[start TASK DATA]
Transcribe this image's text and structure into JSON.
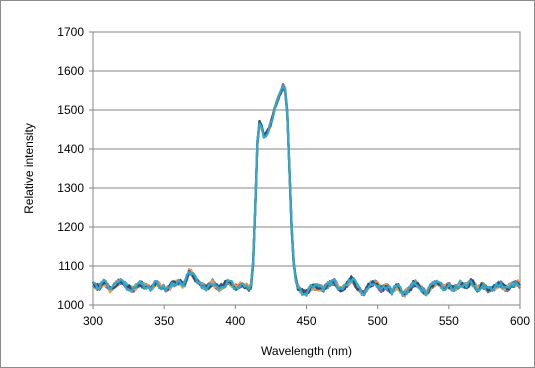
{
  "chart_data": {
    "type": "line",
    "title": "",
    "xlabel": "Wavelength (nm)",
    "ylabel": "Relative intensity",
    "xlim": [
      300,
      600
    ],
    "ylim": [
      1000,
      1700
    ],
    "xticks": [
      300,
      350,
      400,
      450,
      500,
      550,
      600
    ],
    "yticks": [
      1000,
      1100,
      1200,
      1300,
      1400,
      1500,
      1600,
      1700
    ],
    "grid": "horizontal",
    "legend": "none",
    "series_colors": [
      "#7f3f98",
      "#c0504d",
      "#9bbb59",
      "#8064a2",
      "#4bacc6",
      "#f79646",
      "#2c4d75",
      "#31a8c9"
    ],
    "base_profile": {
      "x": [
        300,
        304,
        308,
        312,
        316,
        320,
        324,
        328,
        332,
        336,
        340,
        344,
        348,
        352,
        356,
        360,
        364,
        368,
        372,
        376,
        380,
        384,
        388,
        392,
        396,
        400,
        404,
        408,
        410,
        412,
        414,
        416,
        418,
        420,
        422,
        424,
        426,
        428,
        430,
        432,
        434,
        436,
        438,
        440,
        442,
        444,
        446,
        450,
        454,
        458,
        462,
        466,
        470,
        474,
        478,
        482,
        486,
        490,
        494,
        498,
        502,
        506,
        510,
        514,
        518,
        522,
        526,
        530,
        534,
        538,
        542,
        546,
        550,
        554,
        558,
        562,
        566,
        570,
        574,
        578,
        582,
        586,
        590,
        594,
        598,
        600
      ],
      "y": [
        1052,
        1045,
        1060,
        1040,
        1055,
        1062,
        1047,
        1038,
        1055,
        1050,
        1042,
        1058,
        1046,
        1040,
        1054,
        1060,
        1050,
        1090,
        1066,
        1050,
        1044,
        1058,
        1042,
        1052,
        1060,
        1045,
        1052,
        1048,
        1040,
        1055,
        1250,
        1470,
        1460,
        1435,
        1440,
        1455,
        1480,
        1510,
        1530,
        1545,
        1565,
        1540,
        1350,
        1150,
        1070,
        1045,
        1035,
        1030,
        1048,
        1045,
        1042,
        1055,
        1060,
        1038,
        1050,
        1068,
        1045,
        1030,
        1052,
        1060,
        1040,
        1048,
        1035,
        1050,
        1025,
        1040,
        1058,
        1045,
        1030,
        1050,
        1060,
        1045,
        1050,
        1040,
        1055,
        1048,
        1060,
        1042,
        1050,
        1038,
        1044,
        1055,
        1040,
        1050,
        1058,
        1048
      ]
    }
  }
}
[end TASK DATA]
From the data above, write out everything exactly except the pictures.

• [CORRECT ANSWER]:
Transcribe this image's text and structure into JSON.
{
  "chart_data": {
    "type": "line",
    "title": "",
    "xlabel": "Wavelength (nm)",
    "ylabel": "Relative intensity",
    "xlim": [
      300,
      600
    ],
    "ylim": [
      1000,
      1700
    ],
    "xticks": [
      300,
      350,
      400,
      450,
      500,
      550,
      600
    ],
    "yticks": [
      1000,
      1100,
      1200,
      1300,
      1400,
      1500,
      1600,
      1700
    ],
    "grid": "horizontal",
    "legend": "none",
    "series_colors": [
      "#7f3f98",
      "#c0504d",
      "#9bbb59",
      "#8064a2",
      "#4bacc6",
      "#f79646",
      "#2c4d75",
      "#31a8c9"
    ],
    "base_profile": {
      "x": [
        300,
        304,
        308,
        312,
        316,
        320,
        324,
        328,
        332,
        336,
        340,
        344,
        348,
        352,
        356,
        360,
        364,
        368,
        372,
        376,
        380,
        384,
        388,
        392,
        396,
        400,
        404,
        408,
        410,
        412,
        414,
        416,
        418,
        420,
        422,
        424,
        426,
        428,
        430,
        432,
        434,
        436,
        438,
        440,
        442,
        444,
        446,
        450,
        454,
        458,
        462,
        466,
        470,
        474,
        478,
        482,
        486,
        490,
        494,
        498,
        502,
        506,
        510,
        514,
        518,
        522,
        526,
        530,
        534,
        538,
        542,
        546,
        550,
        554,
        558,
        562,
        566,
        570,
        574,
        578,
        582,
        586,
        590,
        594,
        598,
        600
      ],
      "y": [
        1052,
        1045,
        1060,
        1040,
        1055,
        1062,
        1047,
        1038,
        1055,
        1050,
        1042,
        1058,
        1046,
        1040,
        1054,
        1060,
        1050,
        1090,
        1066,
        1050,
        1044,
        1058,
        1042,
        1052,
        1060,
        1045,
        1052,
        1048,
        1040,
        1055,
        1250,
        1470,
        1460,
        1435,
        1440,
        1455,
        1480,
        1510,
        1530,
        1545,
        1565,
        1540,
        1350,
        1150,
        1070,
        1045,
        1035,
        1030,
        1048,
        1045,
        1042,
        1055,
        1060,
        1038,
        1050,
        1068,
        1045,
        1030,
        1052,
        1060,
        1040,
        1048,
        1035,
        1050,
        1025,
        1040,
        1058,
        1045,
        1030,
        1050,
        1060,
        1045,
        1050,
        1040,
        1055,
        1048,
        1060,
        1042,
        1050,
        1038,
        1044,
        1055,
        1040,
        1050,
        1058,
        1048
      ]
    }
  }
}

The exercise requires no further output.